**Directions**
Will you write out the data exactly, excluding every picture?

**Data entries**
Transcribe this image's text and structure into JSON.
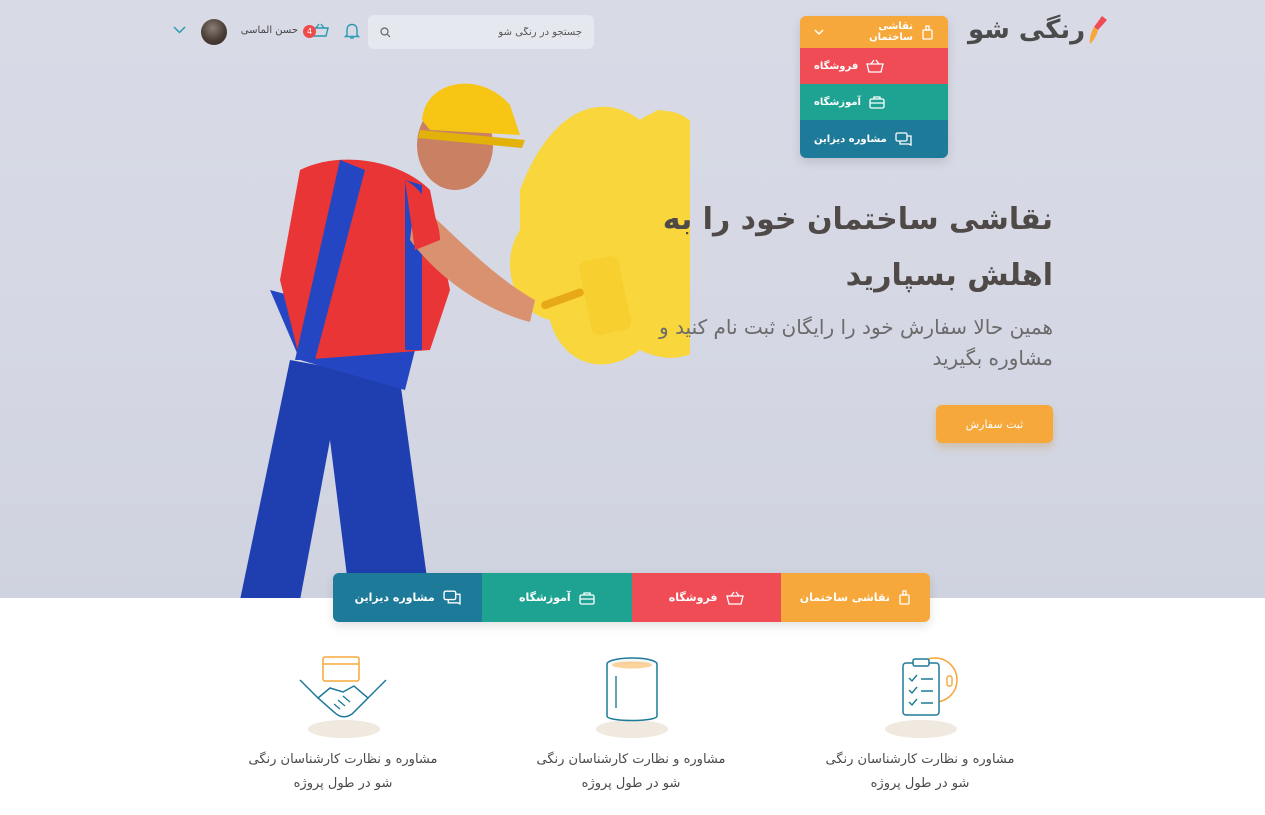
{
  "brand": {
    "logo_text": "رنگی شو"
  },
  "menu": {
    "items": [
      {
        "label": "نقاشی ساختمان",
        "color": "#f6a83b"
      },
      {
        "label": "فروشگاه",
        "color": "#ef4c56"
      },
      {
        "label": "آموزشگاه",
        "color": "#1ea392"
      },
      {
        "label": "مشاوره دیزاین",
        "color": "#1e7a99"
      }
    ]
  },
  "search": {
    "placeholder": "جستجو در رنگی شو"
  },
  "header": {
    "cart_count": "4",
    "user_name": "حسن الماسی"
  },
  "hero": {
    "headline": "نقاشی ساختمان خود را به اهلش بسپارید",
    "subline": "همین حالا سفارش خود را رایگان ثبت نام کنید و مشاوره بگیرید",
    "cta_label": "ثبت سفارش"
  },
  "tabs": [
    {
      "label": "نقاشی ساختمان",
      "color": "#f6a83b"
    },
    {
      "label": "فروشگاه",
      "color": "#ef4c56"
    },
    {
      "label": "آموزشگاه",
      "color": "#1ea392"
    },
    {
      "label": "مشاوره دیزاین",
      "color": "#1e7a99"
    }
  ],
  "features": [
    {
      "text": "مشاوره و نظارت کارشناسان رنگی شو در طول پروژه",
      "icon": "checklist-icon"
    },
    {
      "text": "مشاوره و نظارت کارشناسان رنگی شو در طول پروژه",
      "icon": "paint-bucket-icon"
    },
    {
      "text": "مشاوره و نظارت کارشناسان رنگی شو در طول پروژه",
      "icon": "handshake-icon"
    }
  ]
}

**Full answer**
Transcribe this image's text and structure into JSON.
{
  "brand": {
    "logo_text": "رنگی شو"
  },
  "menu": {
    "items": [
      {
        "label": "نقاشی ساختمان",
        "color": "#f6a83b"
      },
      {
        "label": "فروشگاه",
        "color": "#ef4c56"
      },
      {
        "label": "آموزشگاه",
        "color": "#1ea392"
      },
      {
        "label": "مشاوره دیزاین",
        "color": "#1e7a99"
      }
    ]
  },
  "search": {
    "placeholder": "جستجو در رنگی شو"
  },
  "header": {
    "cart_count": "4",
    "user_name": "حسن الماسی"
  },
  "hero": {
    "headline": "نقاشی ساختمان خود را به اهلش بسپارید",
    "subline": "همین حالا سفارش خود را رایگان ثبت نام کنید و مشاوره بگیرید",
    "cta_label": "ثبت سفارش"
  },
  "tabs": [
    {
      "label": "نقاشی ساختمان",
      "color": "#f6a83b"
    },
    {
      "label": "فروشگاه",
      "color": "#ef4c56"
    },
    {
      "label": "آموزشگاه",
      "color": "#1ea392"
    },
    {
      "label": "مشاوره دیزاین",
      "color": "#1e7a99"
    }
  ],
  "features": [
    {
      "text": "مشاوره و نظارت کارشناسان رنگی شو در طول پروژه",
      "icon": "checklist-icon"
    },
    {
      "text": "مشاوره و نظارت کارشناسان رنگی شو در طول پروژه",
      "icon": "paint-bucket-icon"
    },
    {
      "text": "مشاوره و نظارت کارشناسان رنگی شو در طول پروژه",
      "icon": "handshake-icon"
    }
  ]
}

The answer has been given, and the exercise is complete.